■ Passage provided:
Hunters leave longer (the hunter “gap”), have a smoother arch, and don’t generally crack their backs over a jump.
Jumper go to the base and have a different Parabola/arc over the job. Even the same Horse is going to feel different when Redden with pace to the base.

This is ridiculous. The OP dragged this crap over from facebook and hasn’t responded since. I then saw the photos in question on my feed and, like a car wreck, couldn’t help but take a peek. At which point I was reminded why I don’t read the comments on facebook.

This is not a but think of the children!!! worthy topic, and the fb comments are atrocious. These clients are paying the equivalent of my last 3 vacations for professionals to ride horses that cost more than my house around some sticks for a grand total of 8 minutes, and people are decrying 1/60th of a second as what’s gone wrong with kids these days…?!

■ Stated goal A: Extract the rows from the first one through the line containing "cancel-button[interactable]: Cancel — [220, 675, 306, 698]", including both, and reproduce each line without changes.
The forum post and the rows have nothing to do with each other.

■ Information supplied:
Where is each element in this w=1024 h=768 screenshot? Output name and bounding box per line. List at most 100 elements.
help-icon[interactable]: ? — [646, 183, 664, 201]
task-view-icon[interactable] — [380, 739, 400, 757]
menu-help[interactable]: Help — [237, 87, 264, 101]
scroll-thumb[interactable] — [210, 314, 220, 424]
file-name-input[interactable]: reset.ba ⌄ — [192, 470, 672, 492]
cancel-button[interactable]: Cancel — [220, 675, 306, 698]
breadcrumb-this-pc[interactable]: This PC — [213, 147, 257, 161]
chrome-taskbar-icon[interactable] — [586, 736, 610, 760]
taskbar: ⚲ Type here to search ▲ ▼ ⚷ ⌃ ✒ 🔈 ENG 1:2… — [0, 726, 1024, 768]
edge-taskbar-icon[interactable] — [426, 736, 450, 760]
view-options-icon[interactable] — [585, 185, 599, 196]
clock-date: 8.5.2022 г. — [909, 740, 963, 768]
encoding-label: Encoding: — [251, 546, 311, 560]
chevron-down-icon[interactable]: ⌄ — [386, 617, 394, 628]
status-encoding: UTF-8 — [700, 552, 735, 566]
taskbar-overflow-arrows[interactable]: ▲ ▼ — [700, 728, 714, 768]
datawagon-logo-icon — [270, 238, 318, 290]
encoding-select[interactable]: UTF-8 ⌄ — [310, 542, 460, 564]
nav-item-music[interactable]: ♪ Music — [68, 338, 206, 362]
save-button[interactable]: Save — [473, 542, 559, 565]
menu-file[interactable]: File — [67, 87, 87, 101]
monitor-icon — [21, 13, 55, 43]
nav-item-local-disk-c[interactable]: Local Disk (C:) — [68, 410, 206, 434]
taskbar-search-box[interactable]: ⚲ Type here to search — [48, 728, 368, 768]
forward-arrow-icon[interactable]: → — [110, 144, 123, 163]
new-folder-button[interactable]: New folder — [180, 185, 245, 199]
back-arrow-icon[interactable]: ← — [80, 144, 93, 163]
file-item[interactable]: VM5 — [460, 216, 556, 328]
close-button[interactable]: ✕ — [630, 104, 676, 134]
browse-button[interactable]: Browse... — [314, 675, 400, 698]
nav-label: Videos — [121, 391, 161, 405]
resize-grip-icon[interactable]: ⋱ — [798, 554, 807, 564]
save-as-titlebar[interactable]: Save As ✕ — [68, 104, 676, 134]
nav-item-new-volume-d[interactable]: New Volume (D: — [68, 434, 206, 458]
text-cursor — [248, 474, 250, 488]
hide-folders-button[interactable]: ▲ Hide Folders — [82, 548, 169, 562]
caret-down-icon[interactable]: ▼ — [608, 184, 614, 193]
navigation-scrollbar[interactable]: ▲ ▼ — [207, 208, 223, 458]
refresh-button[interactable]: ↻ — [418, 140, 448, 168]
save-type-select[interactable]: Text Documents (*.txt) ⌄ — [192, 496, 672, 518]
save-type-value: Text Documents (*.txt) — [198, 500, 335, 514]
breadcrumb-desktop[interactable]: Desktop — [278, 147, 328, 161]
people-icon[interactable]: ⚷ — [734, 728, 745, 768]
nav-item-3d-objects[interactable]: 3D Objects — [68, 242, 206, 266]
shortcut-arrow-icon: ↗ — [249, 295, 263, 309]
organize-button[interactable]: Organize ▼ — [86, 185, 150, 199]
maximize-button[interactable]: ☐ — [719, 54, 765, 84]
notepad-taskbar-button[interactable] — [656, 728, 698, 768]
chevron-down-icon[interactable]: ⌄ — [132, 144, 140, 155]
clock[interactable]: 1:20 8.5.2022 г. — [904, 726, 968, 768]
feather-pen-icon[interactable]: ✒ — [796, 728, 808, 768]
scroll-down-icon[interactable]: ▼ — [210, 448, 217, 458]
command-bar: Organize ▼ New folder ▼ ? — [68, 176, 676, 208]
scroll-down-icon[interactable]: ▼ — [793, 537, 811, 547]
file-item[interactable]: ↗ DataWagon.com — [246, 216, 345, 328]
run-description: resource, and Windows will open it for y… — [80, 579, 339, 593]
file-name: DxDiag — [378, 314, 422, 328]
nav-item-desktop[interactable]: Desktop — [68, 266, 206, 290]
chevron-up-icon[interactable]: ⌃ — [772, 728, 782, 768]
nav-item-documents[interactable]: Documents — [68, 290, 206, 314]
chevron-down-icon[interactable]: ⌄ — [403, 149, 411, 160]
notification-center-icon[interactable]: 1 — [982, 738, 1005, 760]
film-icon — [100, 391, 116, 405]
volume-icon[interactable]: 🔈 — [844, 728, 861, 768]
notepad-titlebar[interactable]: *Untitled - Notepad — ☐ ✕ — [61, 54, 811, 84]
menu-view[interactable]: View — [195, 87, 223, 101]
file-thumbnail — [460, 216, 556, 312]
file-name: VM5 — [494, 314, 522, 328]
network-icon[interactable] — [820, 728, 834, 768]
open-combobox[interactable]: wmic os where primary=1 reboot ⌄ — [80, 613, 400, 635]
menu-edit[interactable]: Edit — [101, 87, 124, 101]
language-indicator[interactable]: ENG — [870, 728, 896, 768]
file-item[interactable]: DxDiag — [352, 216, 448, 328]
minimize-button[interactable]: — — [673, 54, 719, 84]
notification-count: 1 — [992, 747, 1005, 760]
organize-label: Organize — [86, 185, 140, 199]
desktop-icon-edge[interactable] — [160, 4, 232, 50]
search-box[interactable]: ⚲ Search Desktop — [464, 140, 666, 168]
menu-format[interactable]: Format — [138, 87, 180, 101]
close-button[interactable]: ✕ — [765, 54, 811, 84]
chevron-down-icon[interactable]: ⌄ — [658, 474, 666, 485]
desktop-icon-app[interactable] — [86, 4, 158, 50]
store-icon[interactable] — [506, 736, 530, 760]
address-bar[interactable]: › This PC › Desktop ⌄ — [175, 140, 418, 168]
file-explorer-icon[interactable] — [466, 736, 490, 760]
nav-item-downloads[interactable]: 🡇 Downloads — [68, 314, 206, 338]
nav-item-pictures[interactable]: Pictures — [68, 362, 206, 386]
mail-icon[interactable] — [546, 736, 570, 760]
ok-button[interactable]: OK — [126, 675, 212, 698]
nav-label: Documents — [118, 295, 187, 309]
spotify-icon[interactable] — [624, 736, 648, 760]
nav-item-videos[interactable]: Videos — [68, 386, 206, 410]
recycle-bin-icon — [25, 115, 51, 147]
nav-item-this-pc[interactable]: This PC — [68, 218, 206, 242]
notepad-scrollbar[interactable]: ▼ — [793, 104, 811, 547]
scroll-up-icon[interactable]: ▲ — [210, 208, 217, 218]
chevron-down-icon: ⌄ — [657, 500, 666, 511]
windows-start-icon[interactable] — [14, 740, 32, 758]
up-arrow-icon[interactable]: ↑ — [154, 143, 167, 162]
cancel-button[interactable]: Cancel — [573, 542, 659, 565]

■ Stated goal B: Copy the forum post on hunters and jumpers word for word.

■ Final answer A:
Where is each element in this w=1024 h=768 screenshot? Output name and bounding box per line. List at most 100 elements.
help-icon[interactable]: ? — [646, 183, 664, 201]
task-view-icon[interactable] — [380, 739, 400, 757]
menu-help[interactable]: Help — [237, 87, 264, 101]
scroll-thumb[interactable] — [210, 314, 220, 424]
file-name-input[interactable]: reset.ba ⌄ — [192, 470, 672, 492]
cancel-button[interactable]: Cancel — [220, 675, 306, 698]

■ Final answer B:
Hunters leave longer (the hunter “gap”), have a smoother arch, and don’t generally crack their backs over a jump.
Jumper go to the base and have a different Parabola/arc over the job. Even the same Horse is going to feel different when Redden with pace to the base.

This is ridiculous. The OP dragged this crap over from facebook and hasn’t responded since. I then saw the photos in question on my feed and, like a car wreck, couldn’t help but take a peek. At which point I was reminded why I don’t read the comments on facebook.

This is not a but think of the children!!! worthy topic, and the fb comments are atrocious. These clients are paying the equivalent of my last 3 vacations for professionals to ride horses that cost more than my house around some sticks for a grand total of 8 minutes, and people are decrying 1/60th of a second as what’s gone wrong with kids these days…?!